▸ THE REQUEST:
All material below is to be reproduced exactly.

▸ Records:
* * * * *

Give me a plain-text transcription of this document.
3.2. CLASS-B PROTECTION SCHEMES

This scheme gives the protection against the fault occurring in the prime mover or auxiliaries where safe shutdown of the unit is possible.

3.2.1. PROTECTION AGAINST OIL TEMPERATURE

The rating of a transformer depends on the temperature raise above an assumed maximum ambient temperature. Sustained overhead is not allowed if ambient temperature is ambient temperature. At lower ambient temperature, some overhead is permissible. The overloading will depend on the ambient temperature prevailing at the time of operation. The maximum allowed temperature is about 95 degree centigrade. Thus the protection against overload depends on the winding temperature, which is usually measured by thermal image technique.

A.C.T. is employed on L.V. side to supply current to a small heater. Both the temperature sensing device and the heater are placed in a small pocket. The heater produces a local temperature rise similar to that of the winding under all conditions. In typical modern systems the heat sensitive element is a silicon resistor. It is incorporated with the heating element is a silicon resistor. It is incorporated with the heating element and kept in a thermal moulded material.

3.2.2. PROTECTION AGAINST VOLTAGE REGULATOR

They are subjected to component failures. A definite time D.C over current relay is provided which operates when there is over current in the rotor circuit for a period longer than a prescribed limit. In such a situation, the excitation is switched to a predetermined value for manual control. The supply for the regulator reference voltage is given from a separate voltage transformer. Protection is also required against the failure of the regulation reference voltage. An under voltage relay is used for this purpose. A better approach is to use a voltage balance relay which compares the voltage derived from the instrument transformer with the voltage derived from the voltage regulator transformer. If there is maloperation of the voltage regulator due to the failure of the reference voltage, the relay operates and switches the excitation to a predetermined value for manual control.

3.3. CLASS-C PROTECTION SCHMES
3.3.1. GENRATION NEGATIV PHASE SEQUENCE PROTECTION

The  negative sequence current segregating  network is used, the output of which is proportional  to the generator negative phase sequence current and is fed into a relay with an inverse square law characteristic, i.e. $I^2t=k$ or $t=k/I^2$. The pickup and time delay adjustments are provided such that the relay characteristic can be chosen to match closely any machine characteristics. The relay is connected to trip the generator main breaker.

* * * * *

▸ REPLY:
Give me a plain-text transcription of this document.
3.2. CLASS-B PROTECTION SCHEMES

This scheme gives the protection against the fault occurring in the prime mover or auxiliaries where safe shutdown of the unit is possible.

3.2.1. PROTECTION AGAINST OIL TEMPERATURE

The rating of a transformer depends on the temperature raise above an assumed maximum ambient temperature. Sustained overhead is not allowed if ambient temperature is ambient temperature. At lower ambient temperature, some overhead is permissible. The overloading will depend on the ambient temperature prevailing at the time of operation. The maximum allowed temperature is about 95 degree centigrade. Thus the protection against overload depends on the winding temperature, which is usually measured by thermal image technique.

A.C.T. is employed on L.V. side to supply current to a small heater. Both the temperature sensing device and the heater are placed in a small pocket. The heater produces a local temperature rise similar to that of the winding under all conditions. In typical modern systems the heat sensitive element is a silicon resistor. It is incorporated with the heating element is a silicon resistor. It is incorporated with the heating element and kept in a thermal moulded material.

3.2.2. PROTECTION AGAINST VOLTAGE REGULATOR

They are subjected to component failures. A definite time D.C over current relay is provided which operates when there is over current in the rotor circuit for a period longer than a prescribed limit. In such a situation, the excitation is switched to a predetermined value for manual control. The supply for the regulator reference voltage is given from a separate voltage transformer. Protection is also required against the failure of the regulation reference voltage. An under voltage relay is used for this purpose. A better approach is to use a voltage balance relay which compares the voltage derived from the instrument transformer with the voltage derived from the voltage regulator transformer. If there is maloperation of the voltage regulator due to the failure of the reference voltage, the relay operates and switches the excitation to a predetermined value for manual control.

3.3. CLASS-C PROTECTION SCHMES
3.3.1. GENRATION NEGATIV PHASE SEQUENCE PROTECTION

The  negative sequence current segregating  network is used, the output of which is proportional  to the generator negative phase sequence current and is fed into a relay with an inverse square law characteristic, i.e. $I^2t=k$ or $t=k/I^2$. The pickup and time delay adjustments are provided such that the relay characteristic can be chosen to match closely any machine characteristics. The relay is connected to trip the generator main breaker.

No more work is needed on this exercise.